### The exercise:
Every entry needs to be reproduced exactly.
+===+
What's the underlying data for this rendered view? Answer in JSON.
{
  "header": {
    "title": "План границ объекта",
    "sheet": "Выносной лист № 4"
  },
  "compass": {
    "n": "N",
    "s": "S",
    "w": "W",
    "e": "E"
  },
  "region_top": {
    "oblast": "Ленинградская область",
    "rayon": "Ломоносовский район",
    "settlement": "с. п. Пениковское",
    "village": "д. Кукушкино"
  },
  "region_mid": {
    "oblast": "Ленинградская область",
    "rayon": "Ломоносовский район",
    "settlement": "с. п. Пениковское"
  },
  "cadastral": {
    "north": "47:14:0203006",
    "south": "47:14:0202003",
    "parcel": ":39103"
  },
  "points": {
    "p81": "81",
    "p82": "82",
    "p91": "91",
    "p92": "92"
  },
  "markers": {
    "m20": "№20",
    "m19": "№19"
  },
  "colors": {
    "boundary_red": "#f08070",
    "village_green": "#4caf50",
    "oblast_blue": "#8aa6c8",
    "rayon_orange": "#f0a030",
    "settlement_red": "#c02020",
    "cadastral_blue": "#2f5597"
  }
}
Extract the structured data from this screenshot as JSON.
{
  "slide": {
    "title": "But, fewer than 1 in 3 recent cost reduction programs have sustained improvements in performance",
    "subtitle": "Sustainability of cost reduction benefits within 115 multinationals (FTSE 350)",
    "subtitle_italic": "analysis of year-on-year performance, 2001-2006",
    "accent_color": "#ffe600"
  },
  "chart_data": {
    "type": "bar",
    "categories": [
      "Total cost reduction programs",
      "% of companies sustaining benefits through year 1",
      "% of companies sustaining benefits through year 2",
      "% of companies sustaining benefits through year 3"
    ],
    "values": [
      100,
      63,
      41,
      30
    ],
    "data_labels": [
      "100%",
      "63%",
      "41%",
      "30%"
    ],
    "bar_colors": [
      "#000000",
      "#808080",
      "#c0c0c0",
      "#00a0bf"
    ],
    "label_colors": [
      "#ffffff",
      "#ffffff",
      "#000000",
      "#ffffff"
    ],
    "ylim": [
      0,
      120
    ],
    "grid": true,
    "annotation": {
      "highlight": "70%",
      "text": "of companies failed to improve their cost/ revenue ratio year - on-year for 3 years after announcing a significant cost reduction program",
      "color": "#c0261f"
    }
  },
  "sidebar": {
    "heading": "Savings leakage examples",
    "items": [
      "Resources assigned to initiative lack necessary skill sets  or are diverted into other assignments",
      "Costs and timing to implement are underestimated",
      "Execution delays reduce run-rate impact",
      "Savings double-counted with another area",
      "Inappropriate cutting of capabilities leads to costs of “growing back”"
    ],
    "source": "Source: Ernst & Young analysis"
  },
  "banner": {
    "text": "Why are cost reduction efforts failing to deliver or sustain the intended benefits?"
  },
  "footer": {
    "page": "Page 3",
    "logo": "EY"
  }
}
+===+
### Answer to the problem:
What's the underlying data for this rendered view? Answer in JSON.
{
  "header": {
    "title": "План границ объекта",
    "sheet": "Выносной лист № 4"
  },
  "compass": {
    "n": "N",
    "s": "S",
    "w": "W",
    "e": "E"
  },
  "region_top": {
    "oblast": "Ленинградская область",
    "rayon": "Ломоносовский район",
    "settlement": "с. п. Пениковское",
    "village": "д. Кукушкино"
  },
  "region_mid": {
    "oblast": "Ленинградская область",
    "rayon": "Ломоносовский район",
    "settlement": "с. п. Пениковское"
  },
  "cadastral": {
    "north": "47:14:0203006",
    "south": "47:14:0202003",
    "parcel": ":39103"
  },
  "points": {
    "p81": "81",
    "p82": "82",
    "p91": "91",
    "p92": "92"
  },
  "markers": {
    "m20": "№20",
    "m19": "№19"
  },
  "colors": {
    "boundary_red": "#f08070",
    "village_green": "#4caf50",
    "oblast_blue": "#8aa6c8",
    "rayon_orange": "#f0a030",
    "settlement_red": "#c02020",
    "cadastral_blue": "#2f5597"
  }
}
Extract the structured data from this screenshot as JSON.
{
  "slide": {
    "title": "But, fewer than 1 in 3 recent cost reduction programs have sustained improvements in performance",
    "subtitle": "Sustainability of cost reduction benefits within 115 multinationals (FTSE 350)",
    "subtitle_italic": "analysis of year-on-year performance, 2001-2006",
    "accent_color": "#ffe600"
  },
  "chart_data": {
    "type": "bar",
    "categories": [
      "Total cost reduction programs",
      "% of companies sustaining benefits through year 1",
      "% of companies sustaining benefits through year 2",
      "% of companies sustaining benefits through year 3"
    ],
    "values": [
      100,
      63,
      41,
      30
    ],
    "data_labels": [
      "100%",
      "63%",
      "41%",
      "30%"
    ],
    "bar_colors": [
      "#000000",
      "#808080",
      "#c0c0c0",
      "#00a0bf"
    ],
    "label_colors": [
      "#ffffff",
      "#ffffff",
      "#000000",
      "#ffffff"
    ],
    "ylim": [
      0,
      120
    ],
    "grid": true,
    "annotation": {
      "highlight": "70%",
      "text": "of companies failed to improve their cost/ revenue ratio year - on-year for 3 years after announcing a significant cost reduction program",
      "color": "#c0261f"
    }
  },
  "sidebar": {
    "heading": "Savings leakage examples",
    "items": [
      "Resources assigned to initiative lack necessary skill sets  or are diverted into other assignments",
      "Costs and timing to implement are underestimated",
      "Execution delays reduce run-rate impact",
      "Savings double-counted with another area",
      "Inappropriate cutting of capabilities leads to costs of “growing back”"
    ],
    "source": "Source: Ernst & Young analysis"
  },
  "banner": {
    "text": "Why are cost reduction efforts failing to deliver or sustain the intended benefits?"
  },
  "footer": {
    "page": "Page 3",
    "logo": "EY"
  }
}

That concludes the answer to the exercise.